→ **What is asked**: Print all entries precisely as they are written.

+++

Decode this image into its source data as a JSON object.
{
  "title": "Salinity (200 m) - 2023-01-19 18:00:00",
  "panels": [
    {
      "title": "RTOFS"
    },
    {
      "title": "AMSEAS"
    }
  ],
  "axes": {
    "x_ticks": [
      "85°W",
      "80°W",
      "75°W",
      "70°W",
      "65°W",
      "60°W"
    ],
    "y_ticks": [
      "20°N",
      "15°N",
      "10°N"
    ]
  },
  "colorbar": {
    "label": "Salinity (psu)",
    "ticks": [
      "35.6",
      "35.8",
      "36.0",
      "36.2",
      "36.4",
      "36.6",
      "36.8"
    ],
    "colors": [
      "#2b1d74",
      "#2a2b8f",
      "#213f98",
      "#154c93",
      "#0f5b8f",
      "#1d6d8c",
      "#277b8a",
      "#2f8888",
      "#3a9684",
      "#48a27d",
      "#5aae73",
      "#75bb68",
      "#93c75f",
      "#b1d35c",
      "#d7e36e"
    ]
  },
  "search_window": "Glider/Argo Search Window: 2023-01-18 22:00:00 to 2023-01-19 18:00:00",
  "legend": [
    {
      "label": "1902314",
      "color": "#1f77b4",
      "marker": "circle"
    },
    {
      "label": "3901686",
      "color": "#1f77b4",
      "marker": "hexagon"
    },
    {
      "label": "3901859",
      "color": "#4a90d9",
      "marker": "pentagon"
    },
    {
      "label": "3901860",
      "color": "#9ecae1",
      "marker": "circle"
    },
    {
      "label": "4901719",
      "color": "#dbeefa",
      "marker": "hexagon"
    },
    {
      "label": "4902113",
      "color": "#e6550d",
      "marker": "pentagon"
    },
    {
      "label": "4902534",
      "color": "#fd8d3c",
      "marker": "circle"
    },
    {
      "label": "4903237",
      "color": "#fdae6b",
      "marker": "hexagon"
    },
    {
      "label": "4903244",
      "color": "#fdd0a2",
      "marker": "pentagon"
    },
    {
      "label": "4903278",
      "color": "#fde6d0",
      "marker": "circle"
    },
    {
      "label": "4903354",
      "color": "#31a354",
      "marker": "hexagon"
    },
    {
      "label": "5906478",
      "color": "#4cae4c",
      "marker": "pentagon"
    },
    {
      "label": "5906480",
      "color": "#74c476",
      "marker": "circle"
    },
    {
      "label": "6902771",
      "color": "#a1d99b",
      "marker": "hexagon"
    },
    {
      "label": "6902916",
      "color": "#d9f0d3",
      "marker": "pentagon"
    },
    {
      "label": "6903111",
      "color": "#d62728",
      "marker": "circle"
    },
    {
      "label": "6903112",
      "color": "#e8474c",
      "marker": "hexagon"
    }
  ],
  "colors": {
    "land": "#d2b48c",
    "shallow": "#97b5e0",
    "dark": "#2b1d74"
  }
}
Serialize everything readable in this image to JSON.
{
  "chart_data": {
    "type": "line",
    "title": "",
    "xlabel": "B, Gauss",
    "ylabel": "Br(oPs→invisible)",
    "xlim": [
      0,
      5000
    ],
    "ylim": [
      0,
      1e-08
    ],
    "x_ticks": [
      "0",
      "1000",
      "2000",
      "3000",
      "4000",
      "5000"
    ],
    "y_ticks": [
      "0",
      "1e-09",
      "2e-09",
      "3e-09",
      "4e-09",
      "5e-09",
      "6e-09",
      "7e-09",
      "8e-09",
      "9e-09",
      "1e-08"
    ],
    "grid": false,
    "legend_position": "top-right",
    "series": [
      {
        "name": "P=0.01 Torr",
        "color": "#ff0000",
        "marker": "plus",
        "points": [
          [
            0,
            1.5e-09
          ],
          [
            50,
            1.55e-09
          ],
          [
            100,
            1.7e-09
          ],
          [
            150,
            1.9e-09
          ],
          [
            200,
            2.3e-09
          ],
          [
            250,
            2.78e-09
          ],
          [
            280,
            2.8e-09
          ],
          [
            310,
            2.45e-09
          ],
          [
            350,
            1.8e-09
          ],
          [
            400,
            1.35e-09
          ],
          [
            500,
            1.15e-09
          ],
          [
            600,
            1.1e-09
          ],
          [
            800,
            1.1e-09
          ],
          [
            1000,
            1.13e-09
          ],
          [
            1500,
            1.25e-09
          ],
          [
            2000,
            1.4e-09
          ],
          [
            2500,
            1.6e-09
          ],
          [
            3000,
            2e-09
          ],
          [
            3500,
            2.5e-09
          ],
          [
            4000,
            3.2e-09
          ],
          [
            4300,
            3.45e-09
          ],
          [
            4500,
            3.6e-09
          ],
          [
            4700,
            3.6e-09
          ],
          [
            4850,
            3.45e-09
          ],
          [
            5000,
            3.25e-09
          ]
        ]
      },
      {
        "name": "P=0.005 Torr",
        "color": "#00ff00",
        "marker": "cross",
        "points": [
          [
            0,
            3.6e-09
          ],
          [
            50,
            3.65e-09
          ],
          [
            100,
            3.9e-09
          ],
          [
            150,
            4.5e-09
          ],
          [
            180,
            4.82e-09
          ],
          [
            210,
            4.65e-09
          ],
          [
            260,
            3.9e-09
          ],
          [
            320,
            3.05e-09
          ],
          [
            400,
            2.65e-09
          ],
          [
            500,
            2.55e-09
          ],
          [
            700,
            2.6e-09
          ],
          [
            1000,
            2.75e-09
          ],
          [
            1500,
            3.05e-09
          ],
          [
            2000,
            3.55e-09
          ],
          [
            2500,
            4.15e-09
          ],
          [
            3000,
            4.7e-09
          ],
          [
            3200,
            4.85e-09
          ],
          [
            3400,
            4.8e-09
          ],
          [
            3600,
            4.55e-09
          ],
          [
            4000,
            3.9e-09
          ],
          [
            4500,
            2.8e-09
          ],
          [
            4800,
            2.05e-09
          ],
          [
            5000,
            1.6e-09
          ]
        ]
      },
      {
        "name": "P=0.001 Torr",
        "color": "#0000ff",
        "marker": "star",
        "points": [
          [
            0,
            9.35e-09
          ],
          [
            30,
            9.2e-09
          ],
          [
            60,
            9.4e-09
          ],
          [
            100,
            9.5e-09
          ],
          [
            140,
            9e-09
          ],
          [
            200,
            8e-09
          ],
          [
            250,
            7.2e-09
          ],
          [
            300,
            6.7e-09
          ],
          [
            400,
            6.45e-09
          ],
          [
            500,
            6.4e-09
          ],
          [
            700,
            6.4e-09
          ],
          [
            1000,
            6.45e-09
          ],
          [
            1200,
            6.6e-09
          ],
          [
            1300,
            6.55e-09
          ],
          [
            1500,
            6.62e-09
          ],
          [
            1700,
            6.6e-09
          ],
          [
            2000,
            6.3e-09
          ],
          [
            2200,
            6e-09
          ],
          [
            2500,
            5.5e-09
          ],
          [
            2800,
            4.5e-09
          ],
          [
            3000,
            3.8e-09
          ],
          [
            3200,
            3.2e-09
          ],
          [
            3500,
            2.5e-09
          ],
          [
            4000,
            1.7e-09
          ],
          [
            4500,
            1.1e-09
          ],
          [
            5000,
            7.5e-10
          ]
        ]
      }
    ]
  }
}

+++

→ **Answer to the task**:
Decode this image into its source data as a JSON object.
{
  "title": "Salinity (200 m) - 2023-01-19 18:00:00",
  "panels": [
    {
      "title": "RTOFS"
    },
    {
      "title": "AMSEAS"
    }
  ],
  "axes": {
    "x_ticks": [
      "85°W",
      "80°W",
      "75°W",
      "70°W",
      "65°W",
      "60°W"
    ],
    "y_ticks": [
      "20°N",
      "15°N",
      "10°N"
    ]
  },
  "colorbar": {
    "label": "Salinity (psu)",
    "ticks": [
      "35.6",
      "35.8",
      "36.0",
      "36.2",
      "36.4",
      "36.6",
      "36.8"
    ],
    "colors": [
      "#2b1d74",
      "#2a2b8f",
      "#213f98",
      "#154c93",
      "#0f5b8f",
      "#1d6d8c",
      "#277b8a",
      "#2f8888",
      "#3a9684",
      "#48a27d",
      "#5aae73",
      "#75bb68",
      "#93c75f",
      "#b1d35c",
      "#d7e36e"
    ]
  },
  "search_window": "Glider/Argo Search Window: 2023-01-18 22:00:00 to 2023-01-19 18:00:00",
  "legend": [
    {
      "label": "1902314",
      "color": "#1f77b4",
      "marker": "circle"
    },
    {
      "label": "3901686",
      "color": "#1f77b4",
      "marker": "hexagon"
    },
    {
      "label": "3901859",
      "color": "#4a90d9",
      "marker": "pentagon"
    },
    {
      "label": "3901860",
      "color": "#9ecae1",
      "marker": "circle"
    },
    {
      "label": "4901719",
      "color": "#dbeefa",
      "marker": "hexagon"
    },
    {
      "label": "4902113",
      "color": "#e6550d",
      "marker": "pentagon"
    },
    {
      "label": "4902534",
      "color": "#fd8d3c",
      "marker": "circle"
    },
    {
      "label": "4903237",
      "color": "#fdae6b",
      "marker": "hexagon"
    },
    {
      "label": "4903244",
      "color": "#fdd0a2",
      "marker": "pentagon"
    },
    {
      "label": "4903278",
      "color": "#fde6d0",
      "marker": "circle"
    },
    {
      "label": "4903354",
      "color": "#31a354",
      "marker": "hexagon"
    },
    {
      "label": "5906478",
      "color": "#4cae4c",
      "marker": "pentagon"
    },
    {
      "label": "5906480",
      "color": "#74c476",
      "marker": "circle"
    },
    {
      "label": "6902771",
      "color": "#a1d99b",
      "marker": "hexagon"
    },
    {
      "label": "6902916",
      "color": "#d9f0d3",
      "marker": "pentagon"
    },
    {
      "label": "6903111",
      "color": "#d62728",
      "marker": "circle"
    },
    {
      "label": "6903112",
      "color": "#e8474c",
      "marker": "hexagon"
    }
  ],
  "colors": {
    "land": "#d2b48c",
    "shallow": "#97b5e0",
    "dark": "#2b1d74"
  }
}
Serialize everything readable in this image to JSON.
{
  "chart_data": {
    "type": "line",
    "title": "",
    "xlabel": "B, Gauss",
    "ylabel": "Br(oPs→invisible)",
    "xlim": [
      0,
      5000
    ],
    "ylim": [
      0,
      1e-08
    ],
    "x_ticks": [
      "0",
      "1000",
      "2000",
      "3000",
      "4000",
      "5000"
    ],
    "y_ticks": [
      "0",
      "1e-09",
      "2e-09",
      "3e-09",
      "4e-09",
      "5e-09",
      "6e-09",
      "7e-09",
      "8e-09",
      "9e-09",
      "1e-08"
    ],
    "grid": false,
    "legend_position": "top-right",
    "series": [
      {
        "name": "P=0.01 Torr",
        "color": "#ff0000",
        "marker": "plus",
        "points": [
          [
            0,
            1.5e-09
          ],
          [
            50,
            1.55e-09
          ],
          [
            100,
            1.7e-09
          ],
          [
            150,
            1.9e-09
          ],
          [
            200,
            2.3e-09
          ],
          [
            250,
            2.78e-09
          ],
          [
            280,
            2.8e-09
          ],
          [
            310,
            2.45e-09
          ],
          [
            350,
            1.8e-09
          ],
          [
            400,
            1.35e-09
          ],
          [
            500,
            1.15e-09
          ],
          [
            600,
            1.1e-09
          ],
          [
            800,
            1.1e-09
          ],
          [
            1000,
            1.13e-09
          ],
          [
            1500,
            1.25e-09
          ],
          [
            2000,
            1.4e-09
          ],
          [
            2500,
            1.6e-09
          ],
          [
            3000,
            2e-09
          ],
          [
            3500,
            2.5e-09
          ],
          [
            4000,
            3.2e-09
          ],
          [
            4300,
            3.45e-09
          ],
          [
            4500,
            3.6e-09
          ],
          [
            4700,
            3.6e-09
          ],
          [
            4850,
            3.45e-09
          ],
          [
            5000,
            3.25e-09
          ]
        ]
      },
      {
        "name": "P=0.005 Torr",
        "color": "#00ff00",
        "marker": "cross",
        "points": [
          [
            0,
            3.6e-09
          ],
          [
            50,
            3.65e-09
          ],
          [
            100,
            3.9e-09
          ],
          [
            150,
            4.5e-09
          ],
          [
            180,
            4.82e-09
          ],
          [
            210,
            4.65e-09
          ],
          [
            260,
            3.9e-09
          ],
          [
            320,
            3.05e-09
          ],
          [
            400,
            2.65e-09
          ],
          [
            500,
            2.55e-09
          ],
          [
            700,
            2.6e-09
          ],
          [
            1000,
            2.75e-09
          ],
          [
            1500,
            3.05e-09
          ],
          [
            2000,
            3.55e-09
          ],
          [
            2500,
            4.15e-09
          ],
          [
            3000,
            4.7e-09
          ],
          [
            3200,
            4.85e-09
          ],
          [
            3400,
            4.8e-09
          ],
          [
            3600,
            4.55e-09
          ],
          [
            4000,
            3.9e-09
          ],
          [
            4500,
            2.8e-09
          ],
          [
            4800,
            2.05e-09
          ],
          [
            5000,
            1.6e-09
          ]
        ]
      },
      {
        "name": "P=0.001 Torr",
        "color": "#0000ff",
        "marker": "star",
        "points": [
          [
            0,
            9.35e-09
          ],
          [
            30,
            9.2e-09
          ],
          [
            60,
            9.4e-09
          ],
          [
            100,
            9.5e-09
          ],
          [
            140,
            9e-09
          ],
          [
            200,
            8e-09
          ],
          [
            250,
            7.2e-09
          ],
          [
            300,
            6.7e-09
          ],
          [
            400,
            6.45e-09
          ],
          [
            500,
            6.4e-09
          ],
          [
            700,
            6.4e-09
          ],
          [
            1000,
            6.45e-09
          ],
          [
            1200,
            6.6e-09
          ],
          [
            1300,
            6.55e-09
          ],
          [
            1500,
            6.62e-09
          ],
          [
            1700,
            6.6e-09
          ],
          [
            2000,
            6.3e-09
          ],
          [
            2200,
            6e-09
          ],
          [
            2500,
            5.5e-09
          ],
          [
            2800,
            4.5e-09
          ],
          [
            3000,
            3.8e-09
          ],
          [
            3200,
            3.2e-09
          ],
          [
            3500,
            2.5e-09
          ],
          [
            4000,
            1.7e-09
          ],
          [
            4500,
            1.1e-09
          ],
          [
            5000,
            7.5e-10
          ]
        ]
      }
    ]
  }
}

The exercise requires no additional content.